Goal – Search the material for "Toulouse" and show all lines that contain it.

Dataset items
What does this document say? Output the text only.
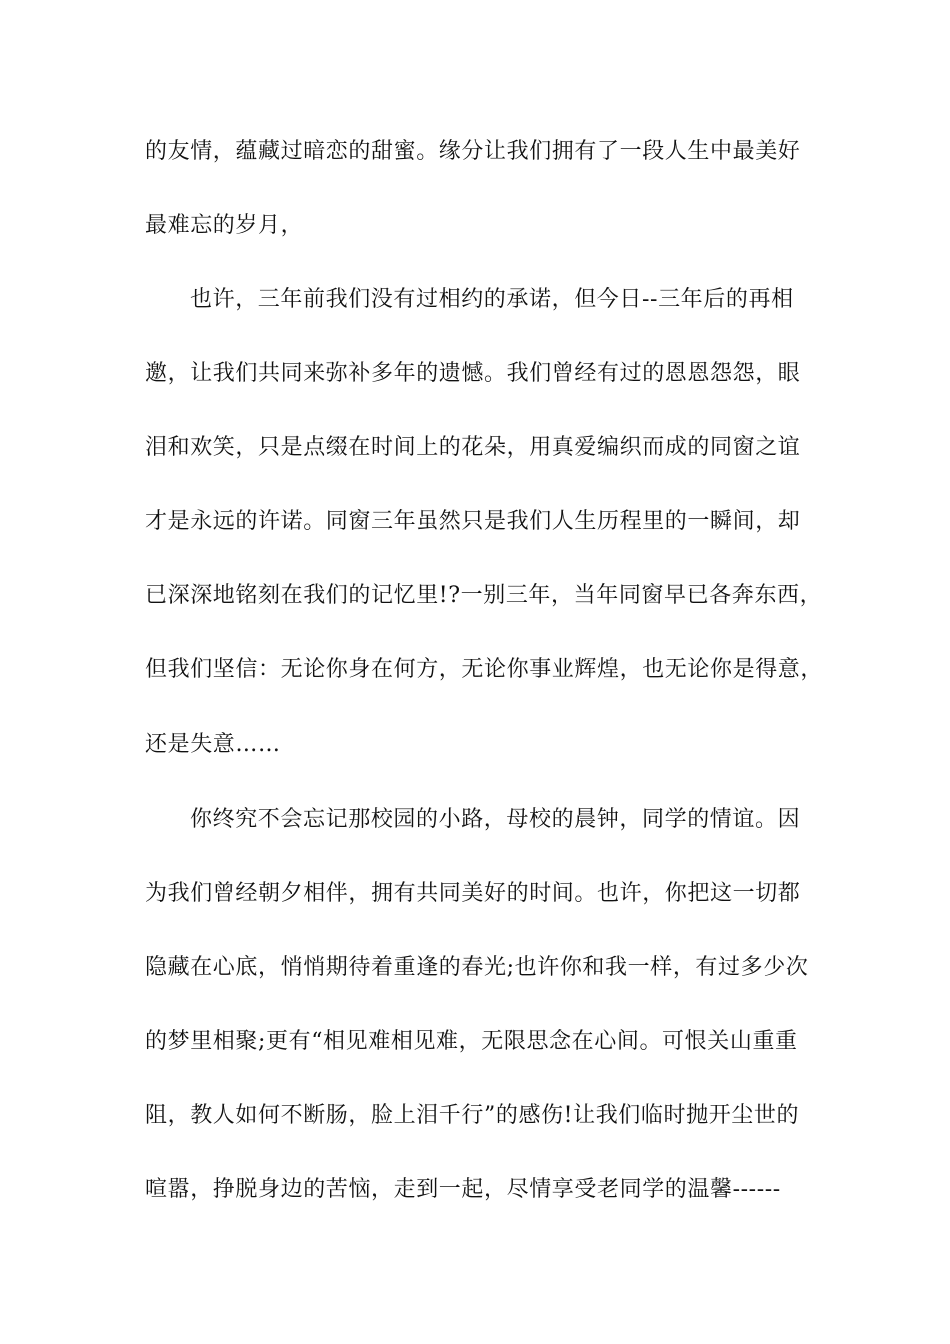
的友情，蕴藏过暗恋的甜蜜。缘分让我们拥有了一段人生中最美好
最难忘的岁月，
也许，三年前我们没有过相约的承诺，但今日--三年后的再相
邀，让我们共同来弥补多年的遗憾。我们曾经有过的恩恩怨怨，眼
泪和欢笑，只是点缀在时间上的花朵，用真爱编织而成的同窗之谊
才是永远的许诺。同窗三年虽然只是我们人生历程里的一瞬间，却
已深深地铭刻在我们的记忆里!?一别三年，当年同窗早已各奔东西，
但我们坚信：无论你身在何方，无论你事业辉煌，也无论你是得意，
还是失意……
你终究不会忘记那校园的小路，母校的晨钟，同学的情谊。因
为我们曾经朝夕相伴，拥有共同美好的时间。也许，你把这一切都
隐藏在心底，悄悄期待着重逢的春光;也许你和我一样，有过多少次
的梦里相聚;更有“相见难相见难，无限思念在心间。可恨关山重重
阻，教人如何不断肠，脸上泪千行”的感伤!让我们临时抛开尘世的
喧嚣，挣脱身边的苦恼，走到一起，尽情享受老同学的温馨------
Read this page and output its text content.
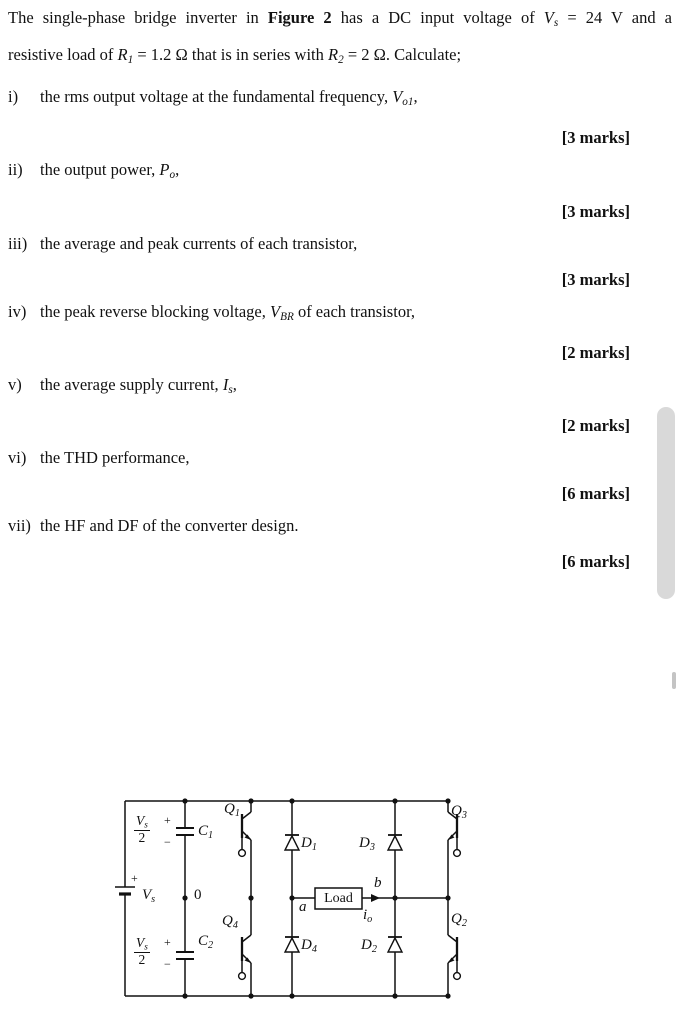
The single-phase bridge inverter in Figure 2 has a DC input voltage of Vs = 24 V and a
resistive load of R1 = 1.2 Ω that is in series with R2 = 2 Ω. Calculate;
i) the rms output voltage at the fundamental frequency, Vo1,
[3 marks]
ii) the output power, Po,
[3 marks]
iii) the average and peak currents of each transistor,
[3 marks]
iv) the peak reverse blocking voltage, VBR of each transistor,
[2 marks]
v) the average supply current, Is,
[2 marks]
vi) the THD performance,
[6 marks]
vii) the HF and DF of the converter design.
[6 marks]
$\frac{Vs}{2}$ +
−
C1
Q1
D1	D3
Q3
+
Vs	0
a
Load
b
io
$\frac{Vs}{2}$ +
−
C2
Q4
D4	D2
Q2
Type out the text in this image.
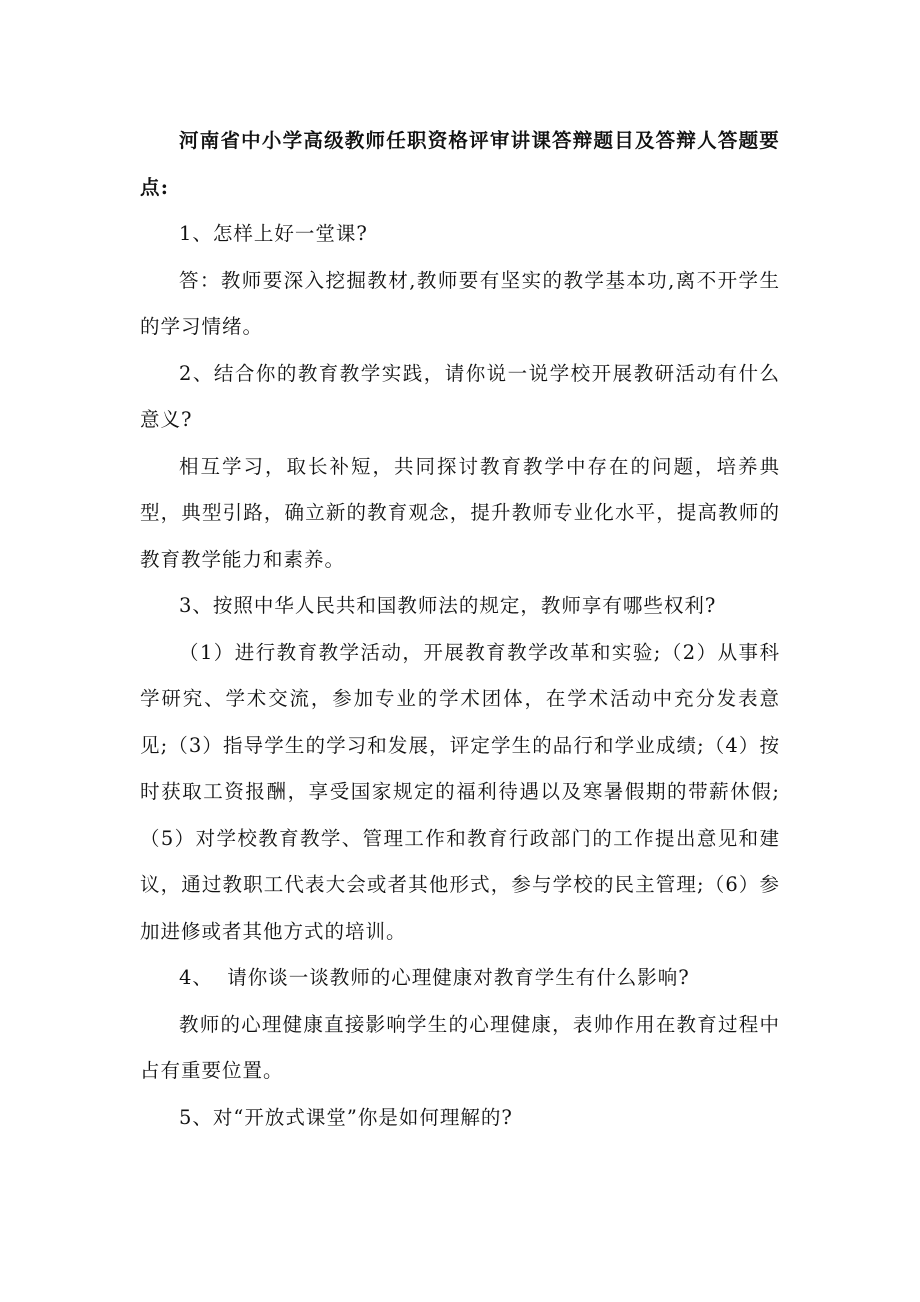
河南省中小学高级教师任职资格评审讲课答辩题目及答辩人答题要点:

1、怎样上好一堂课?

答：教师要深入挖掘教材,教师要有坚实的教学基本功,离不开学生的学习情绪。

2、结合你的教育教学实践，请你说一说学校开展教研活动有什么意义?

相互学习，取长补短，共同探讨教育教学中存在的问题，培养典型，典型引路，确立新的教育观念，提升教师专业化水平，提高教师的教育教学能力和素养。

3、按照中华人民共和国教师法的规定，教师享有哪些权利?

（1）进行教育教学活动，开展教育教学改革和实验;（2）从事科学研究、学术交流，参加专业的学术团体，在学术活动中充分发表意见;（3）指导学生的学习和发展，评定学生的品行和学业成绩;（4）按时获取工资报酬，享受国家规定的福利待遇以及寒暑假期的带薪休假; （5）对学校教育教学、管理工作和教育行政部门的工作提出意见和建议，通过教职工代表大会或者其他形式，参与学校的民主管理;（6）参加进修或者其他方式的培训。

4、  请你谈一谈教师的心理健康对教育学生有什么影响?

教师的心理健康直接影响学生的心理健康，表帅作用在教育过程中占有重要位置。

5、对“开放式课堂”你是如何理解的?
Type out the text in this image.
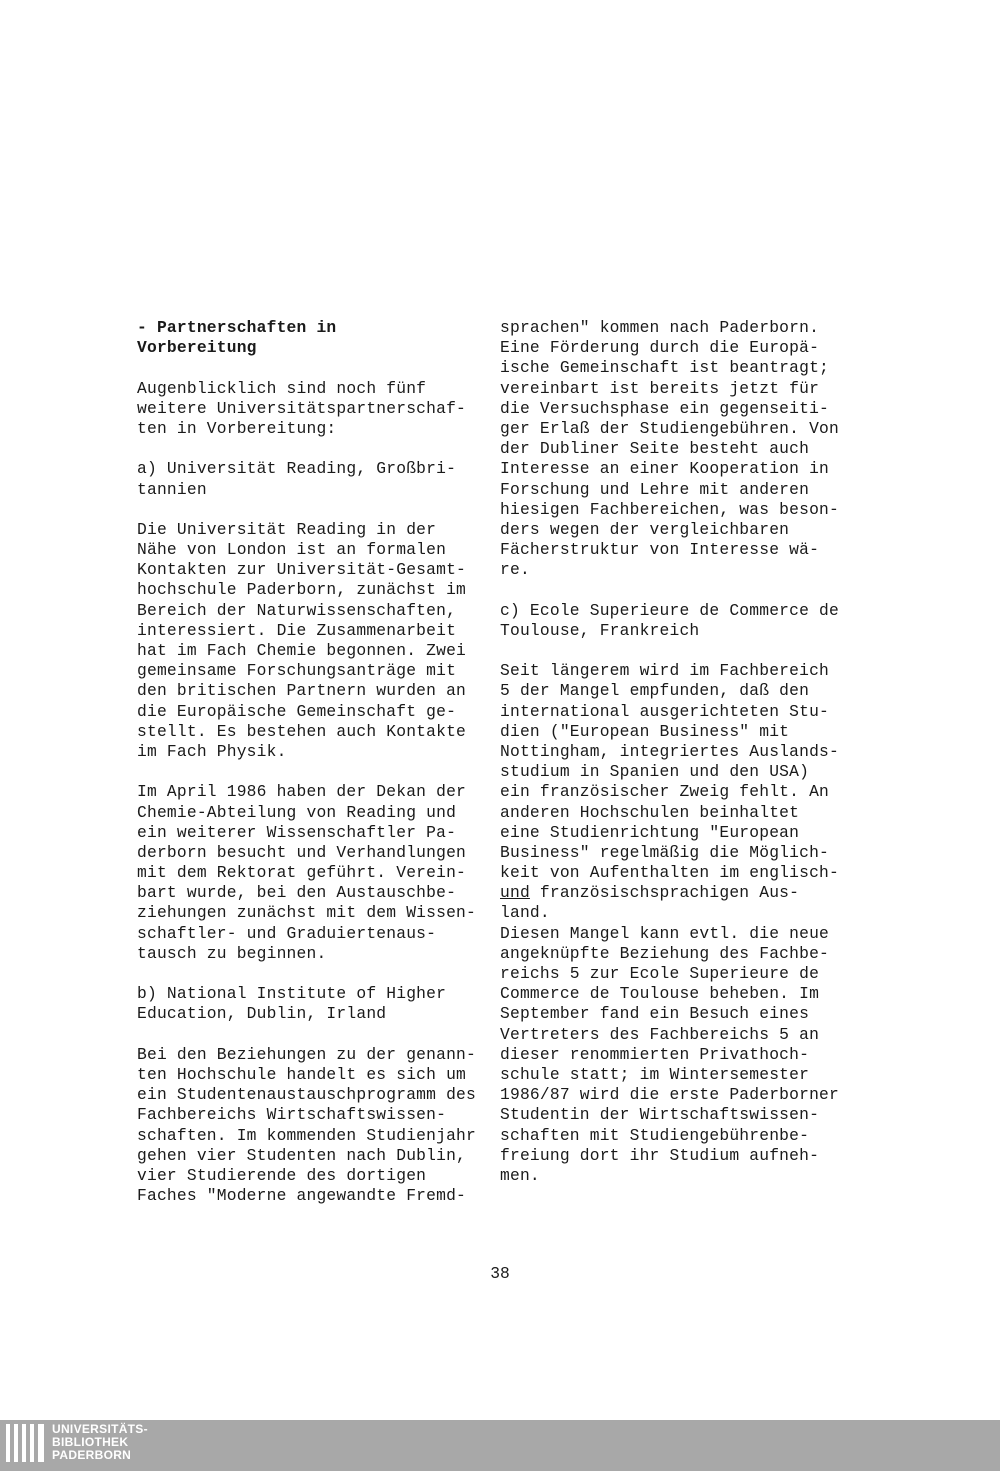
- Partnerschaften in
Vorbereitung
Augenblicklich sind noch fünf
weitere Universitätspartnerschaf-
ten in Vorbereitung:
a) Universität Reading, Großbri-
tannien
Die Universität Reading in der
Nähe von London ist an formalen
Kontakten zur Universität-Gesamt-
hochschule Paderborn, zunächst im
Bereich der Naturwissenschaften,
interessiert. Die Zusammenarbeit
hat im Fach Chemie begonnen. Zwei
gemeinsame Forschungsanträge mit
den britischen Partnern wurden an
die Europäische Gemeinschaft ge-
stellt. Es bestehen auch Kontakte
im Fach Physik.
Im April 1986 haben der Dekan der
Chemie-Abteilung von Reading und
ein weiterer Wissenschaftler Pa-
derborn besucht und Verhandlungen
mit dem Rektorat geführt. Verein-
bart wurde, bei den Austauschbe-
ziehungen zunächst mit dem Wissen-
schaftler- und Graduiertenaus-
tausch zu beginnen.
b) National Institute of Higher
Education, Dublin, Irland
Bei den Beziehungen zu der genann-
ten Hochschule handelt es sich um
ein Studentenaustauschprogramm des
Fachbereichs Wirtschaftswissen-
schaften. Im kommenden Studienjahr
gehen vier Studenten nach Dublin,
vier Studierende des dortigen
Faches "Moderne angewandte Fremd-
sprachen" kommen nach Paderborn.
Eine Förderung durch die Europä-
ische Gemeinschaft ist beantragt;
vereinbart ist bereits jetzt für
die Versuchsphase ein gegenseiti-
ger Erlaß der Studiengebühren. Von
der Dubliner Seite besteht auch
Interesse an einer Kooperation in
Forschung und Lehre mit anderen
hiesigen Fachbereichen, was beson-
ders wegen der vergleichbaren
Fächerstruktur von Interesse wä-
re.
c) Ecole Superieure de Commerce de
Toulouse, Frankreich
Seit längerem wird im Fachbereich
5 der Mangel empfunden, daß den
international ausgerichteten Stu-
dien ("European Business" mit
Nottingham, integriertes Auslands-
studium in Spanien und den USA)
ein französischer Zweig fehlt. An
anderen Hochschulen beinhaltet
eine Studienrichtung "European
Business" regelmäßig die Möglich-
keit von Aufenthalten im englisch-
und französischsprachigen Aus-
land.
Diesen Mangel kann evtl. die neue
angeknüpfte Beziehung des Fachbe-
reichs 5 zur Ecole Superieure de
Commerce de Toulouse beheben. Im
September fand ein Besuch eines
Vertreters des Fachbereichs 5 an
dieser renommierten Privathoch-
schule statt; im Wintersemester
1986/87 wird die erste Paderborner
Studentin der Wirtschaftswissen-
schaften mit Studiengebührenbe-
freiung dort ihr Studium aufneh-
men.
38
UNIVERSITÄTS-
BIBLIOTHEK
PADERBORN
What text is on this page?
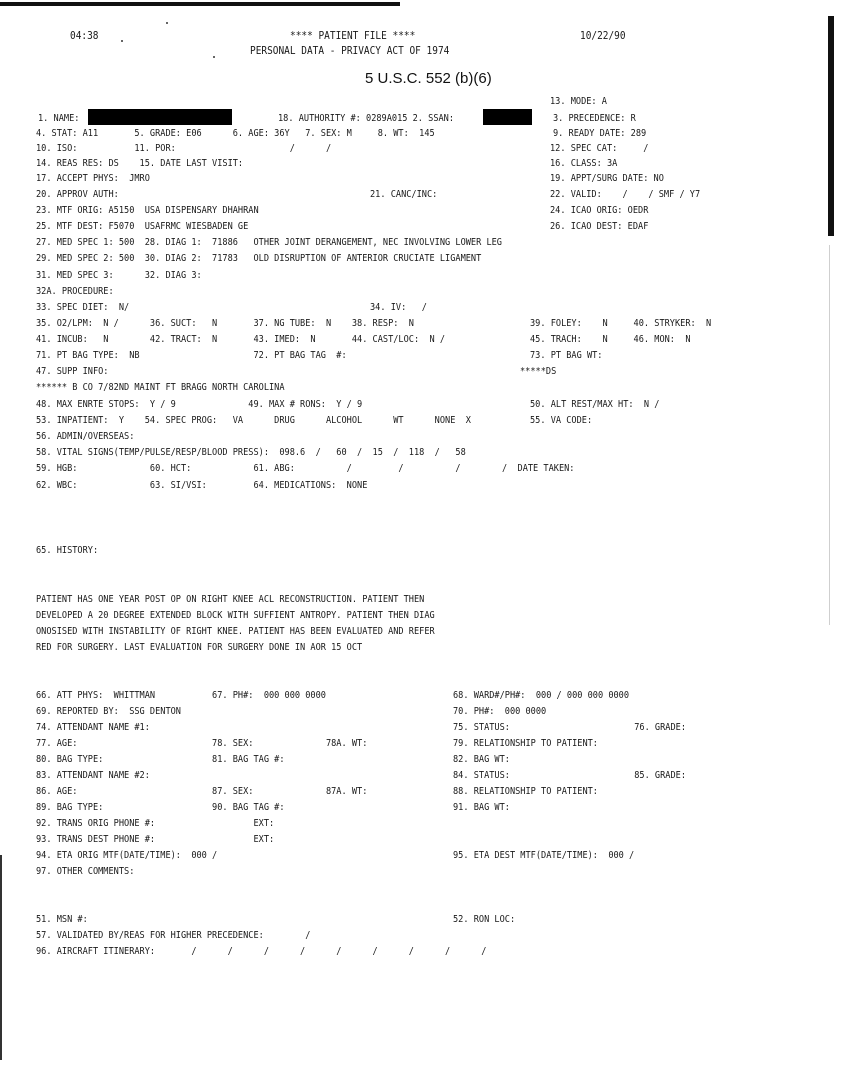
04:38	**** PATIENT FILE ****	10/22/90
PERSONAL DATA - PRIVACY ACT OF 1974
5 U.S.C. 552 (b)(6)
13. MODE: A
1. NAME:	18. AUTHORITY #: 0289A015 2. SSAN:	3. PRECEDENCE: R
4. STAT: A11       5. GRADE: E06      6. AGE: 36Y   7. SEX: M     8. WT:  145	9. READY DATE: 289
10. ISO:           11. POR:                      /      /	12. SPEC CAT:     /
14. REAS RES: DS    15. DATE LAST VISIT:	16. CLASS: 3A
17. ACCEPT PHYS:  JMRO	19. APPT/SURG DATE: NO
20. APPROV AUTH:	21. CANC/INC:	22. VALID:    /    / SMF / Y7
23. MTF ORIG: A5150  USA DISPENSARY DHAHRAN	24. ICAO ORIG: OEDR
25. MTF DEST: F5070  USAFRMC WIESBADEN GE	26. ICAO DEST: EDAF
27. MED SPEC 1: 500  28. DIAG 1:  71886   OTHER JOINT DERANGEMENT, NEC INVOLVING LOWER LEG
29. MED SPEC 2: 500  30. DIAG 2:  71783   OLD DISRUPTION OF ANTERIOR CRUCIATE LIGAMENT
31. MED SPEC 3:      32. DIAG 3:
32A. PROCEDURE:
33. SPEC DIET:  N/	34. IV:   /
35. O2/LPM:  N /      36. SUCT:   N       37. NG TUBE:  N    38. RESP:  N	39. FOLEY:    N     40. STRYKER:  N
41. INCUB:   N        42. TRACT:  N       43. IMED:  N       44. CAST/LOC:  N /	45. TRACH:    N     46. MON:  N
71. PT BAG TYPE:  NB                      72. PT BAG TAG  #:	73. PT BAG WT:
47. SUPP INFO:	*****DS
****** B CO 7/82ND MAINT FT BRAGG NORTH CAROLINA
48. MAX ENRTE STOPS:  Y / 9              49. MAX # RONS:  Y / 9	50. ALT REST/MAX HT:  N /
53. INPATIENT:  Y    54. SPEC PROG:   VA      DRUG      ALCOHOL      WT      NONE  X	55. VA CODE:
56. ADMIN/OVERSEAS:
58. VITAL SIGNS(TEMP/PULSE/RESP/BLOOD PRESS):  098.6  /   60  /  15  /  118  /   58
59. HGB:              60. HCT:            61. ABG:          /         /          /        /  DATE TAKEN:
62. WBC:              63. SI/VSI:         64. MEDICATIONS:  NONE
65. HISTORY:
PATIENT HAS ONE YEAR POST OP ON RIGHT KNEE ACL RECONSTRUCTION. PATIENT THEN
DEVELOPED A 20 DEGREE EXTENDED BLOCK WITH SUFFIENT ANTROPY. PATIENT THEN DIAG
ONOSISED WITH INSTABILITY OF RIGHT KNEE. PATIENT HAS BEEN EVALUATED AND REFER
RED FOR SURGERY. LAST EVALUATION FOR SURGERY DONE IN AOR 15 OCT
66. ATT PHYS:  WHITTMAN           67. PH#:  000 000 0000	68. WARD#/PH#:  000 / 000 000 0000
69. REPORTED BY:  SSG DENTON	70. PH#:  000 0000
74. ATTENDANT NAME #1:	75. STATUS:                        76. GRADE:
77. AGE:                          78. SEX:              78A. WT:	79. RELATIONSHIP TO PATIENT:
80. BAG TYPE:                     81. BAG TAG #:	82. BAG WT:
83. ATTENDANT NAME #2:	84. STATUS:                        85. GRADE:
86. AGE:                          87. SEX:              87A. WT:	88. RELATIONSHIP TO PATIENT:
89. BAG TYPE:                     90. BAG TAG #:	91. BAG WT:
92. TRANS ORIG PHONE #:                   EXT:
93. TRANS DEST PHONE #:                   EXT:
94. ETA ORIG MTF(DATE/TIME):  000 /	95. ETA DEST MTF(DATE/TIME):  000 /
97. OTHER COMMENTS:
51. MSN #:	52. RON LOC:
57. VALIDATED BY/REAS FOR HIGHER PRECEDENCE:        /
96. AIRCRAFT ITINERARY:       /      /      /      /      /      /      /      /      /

Full solution –
Toulouse, Frankreich
Commerce de Toulouse beheben. Im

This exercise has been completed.